DATA IN THIS EXERCISE:
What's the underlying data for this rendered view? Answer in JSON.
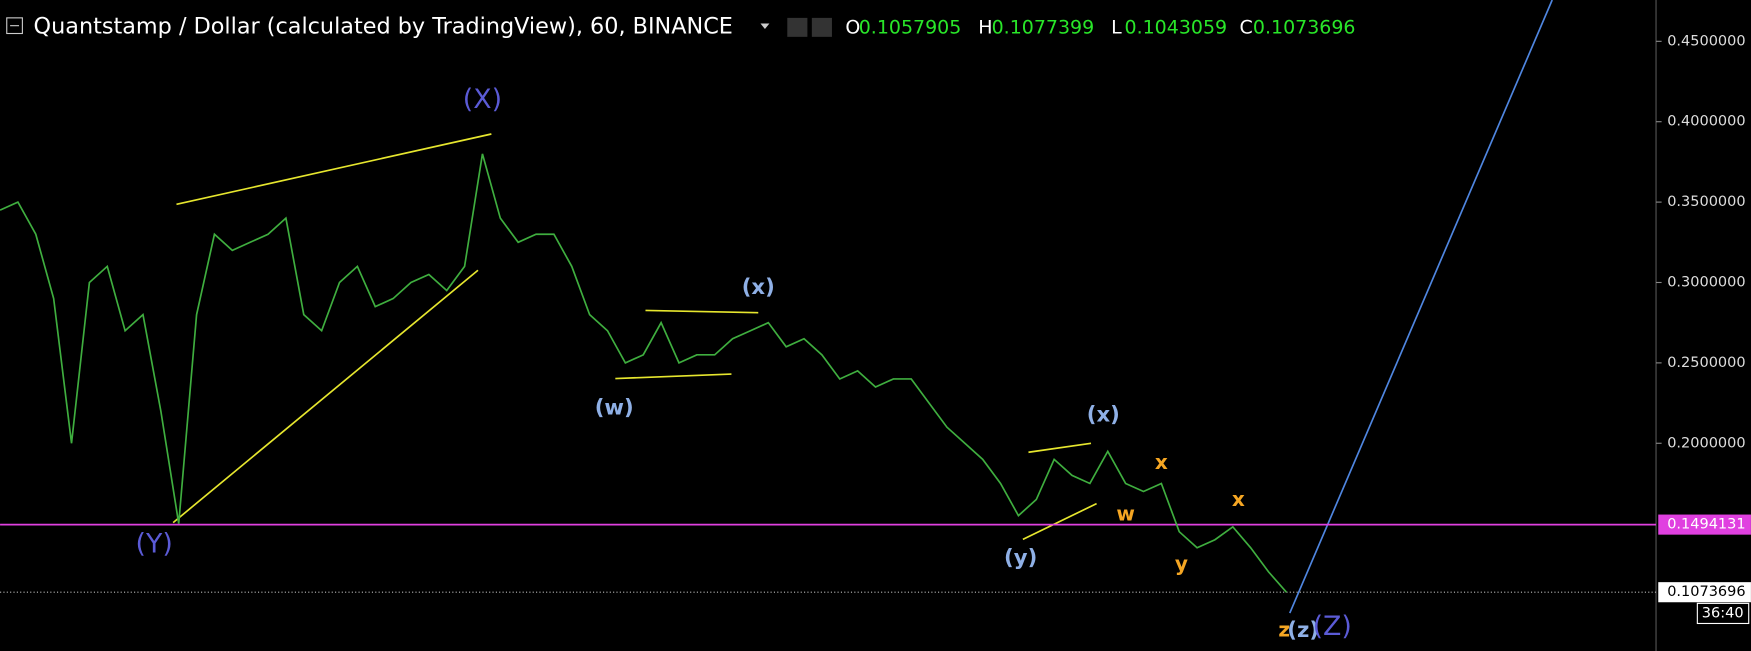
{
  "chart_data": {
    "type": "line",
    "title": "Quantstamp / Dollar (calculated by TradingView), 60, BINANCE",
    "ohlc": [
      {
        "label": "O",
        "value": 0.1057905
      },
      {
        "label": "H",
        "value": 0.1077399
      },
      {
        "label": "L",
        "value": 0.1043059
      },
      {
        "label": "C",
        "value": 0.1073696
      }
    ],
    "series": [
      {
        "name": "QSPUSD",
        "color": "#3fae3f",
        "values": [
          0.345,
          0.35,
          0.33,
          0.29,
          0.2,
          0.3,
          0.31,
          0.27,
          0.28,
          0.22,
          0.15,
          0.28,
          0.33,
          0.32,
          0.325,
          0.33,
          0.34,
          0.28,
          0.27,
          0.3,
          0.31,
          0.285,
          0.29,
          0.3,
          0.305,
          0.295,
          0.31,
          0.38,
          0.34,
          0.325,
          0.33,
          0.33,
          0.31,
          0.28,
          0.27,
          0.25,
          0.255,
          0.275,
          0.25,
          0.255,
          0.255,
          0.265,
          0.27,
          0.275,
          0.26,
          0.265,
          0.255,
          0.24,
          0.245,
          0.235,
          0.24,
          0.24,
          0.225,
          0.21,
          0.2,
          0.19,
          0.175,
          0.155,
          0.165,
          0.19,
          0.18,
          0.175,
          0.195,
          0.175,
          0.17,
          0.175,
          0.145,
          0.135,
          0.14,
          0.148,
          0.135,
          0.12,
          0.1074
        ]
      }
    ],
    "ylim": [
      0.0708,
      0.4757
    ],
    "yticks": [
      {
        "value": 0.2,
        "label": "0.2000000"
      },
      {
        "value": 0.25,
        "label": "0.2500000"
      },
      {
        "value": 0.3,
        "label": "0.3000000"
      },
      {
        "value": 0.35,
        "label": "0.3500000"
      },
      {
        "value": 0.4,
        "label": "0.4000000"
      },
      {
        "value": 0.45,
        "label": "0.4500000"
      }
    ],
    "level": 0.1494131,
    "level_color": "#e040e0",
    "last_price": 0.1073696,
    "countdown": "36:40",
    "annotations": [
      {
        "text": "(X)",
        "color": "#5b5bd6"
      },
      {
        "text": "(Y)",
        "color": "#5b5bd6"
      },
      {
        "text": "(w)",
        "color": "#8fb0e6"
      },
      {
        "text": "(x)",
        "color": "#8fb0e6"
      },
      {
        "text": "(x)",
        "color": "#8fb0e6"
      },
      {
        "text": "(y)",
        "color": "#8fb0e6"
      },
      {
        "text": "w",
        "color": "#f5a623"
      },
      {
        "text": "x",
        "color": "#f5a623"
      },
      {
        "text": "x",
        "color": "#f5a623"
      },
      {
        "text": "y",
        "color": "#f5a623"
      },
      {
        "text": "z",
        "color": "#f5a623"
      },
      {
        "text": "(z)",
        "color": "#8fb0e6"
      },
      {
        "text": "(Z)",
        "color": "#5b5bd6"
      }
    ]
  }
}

STATED PROBLEM: In the entries above, count each line that holds "label". Give the total and nothing else.

TASK RESPONSE: 10